作業の目的: 相関係数と市場のストレスについての本文抜粋を、最後の文の後から書き継ぐ。

本文抜粋:
|---|

相関係数が1になるとき
皆さん、こんにちは。

市場に強いストレスが加わると、あらゆる資産間の相関係数の
絶対値が1になるという考え方があります。

絶対値が1ということは、1もしくは-1ということ・・

例えば今のような金融危機に見舞われ、市場に異常なストレスが加わり
ますと、金融商品の価格は同じ方向に向かって動く一群と、正反対の方向
に向かって動く一群に分かれるということです。

もちろんこれは比喩的な表現ですから、それほどきれいに二極化する
訳ではありませんが、大きな流れとして、そのような傾向が見て
とれるという程度の意味です。

これを昨今の経済状態に当てはめますと、当たらずとも遠からず
という気が致します・・・

例えばコモディティ価格と株価の値動き。

昨年のサブプライム・ショック直後から、コモディティはその
上昇速度を速め、一方で世界の株価は徐々に下げ始めました。

今から振り返りますと、あの時点ではさほどのストレスは市場に
かかっていなかったのでしょうね。

その後しばらくは株安・コモディティ高、即ち異なった方向に向かって
動く状態が続きました。

その流れが劇的に変化したのは今年7月。

原油や金属などのコモィティが急反転すると同時に、株価も下げ足を
早めました。

|---|

提供資料:
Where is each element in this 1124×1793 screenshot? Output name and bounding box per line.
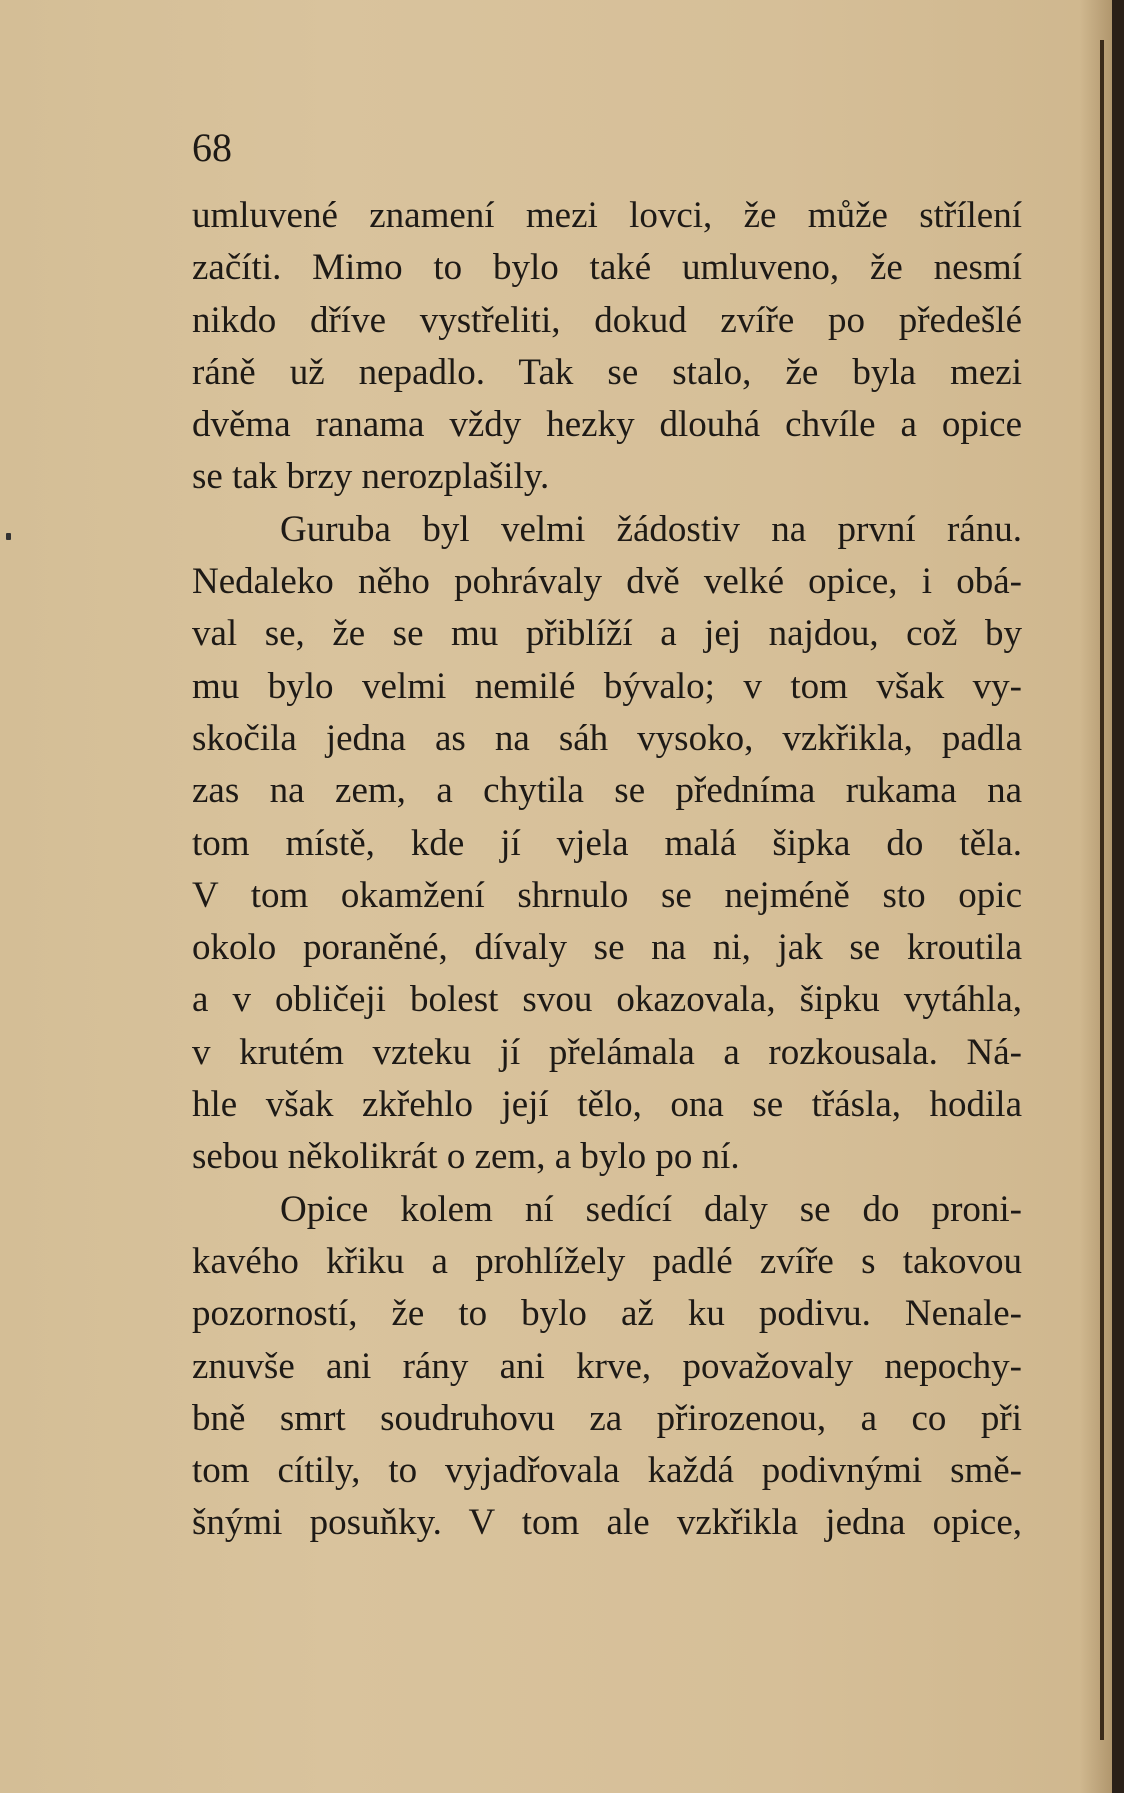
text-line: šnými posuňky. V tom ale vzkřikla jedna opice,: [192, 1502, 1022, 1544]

|---|

以下の回答:
7月から10月あたりまでの状況は、まさに「相関係数の絶対値が1」の
状態でした、平時では株価とコモディティ価格の相関係数はゼロ近辺ですが、
特にリーマン・ショック以降の両者の相関係数は、まるで何か大きな力に
よって1に引き寄せられていったかのようでした・・・

この現象は株やコモディティに限ったことではありません。

例えば世界中の不動産の価格、あるいは不動産を投資対象と
したREITの価格。

さらに申し上げれば(ごく一時ではありますが)高格付けの
債券価格にすら同様の値動きが見られました。

人間は極限的状況下では、みな同じ行動をとるといいますが、
これらの現象は、あらゆるリスクのある資産からの一斉逃避の結果なので
しょう。

平時においては、過去の相関性に着目し、「できるだけ相関性の
低い金融資産に分散して保有する」ことが正しいとされていますが、
現在のように市場に強いストレスがかっかた特異な状態では、そのような
分散投資はさほど意味を持たず、私達は保有する多くの資産の一斉下落を
経験することになります。

まさに「相関係数1」の状態ですね。

では私達は、今後もひたすらこのような大きな金融危機が起こらない
ことを祈りながら、運用を続けてゆかなければならないの
でしょうか・・・

そのような目で市場を見渡してみますと、数は少ないですが株や
他の多くの資産とは逆行的(あるいは無関係に)値動きする資産が
あることに気づきます。

たとえば金(ゴールド)やトレンド・フォロー型戦略のヘッジファンド群。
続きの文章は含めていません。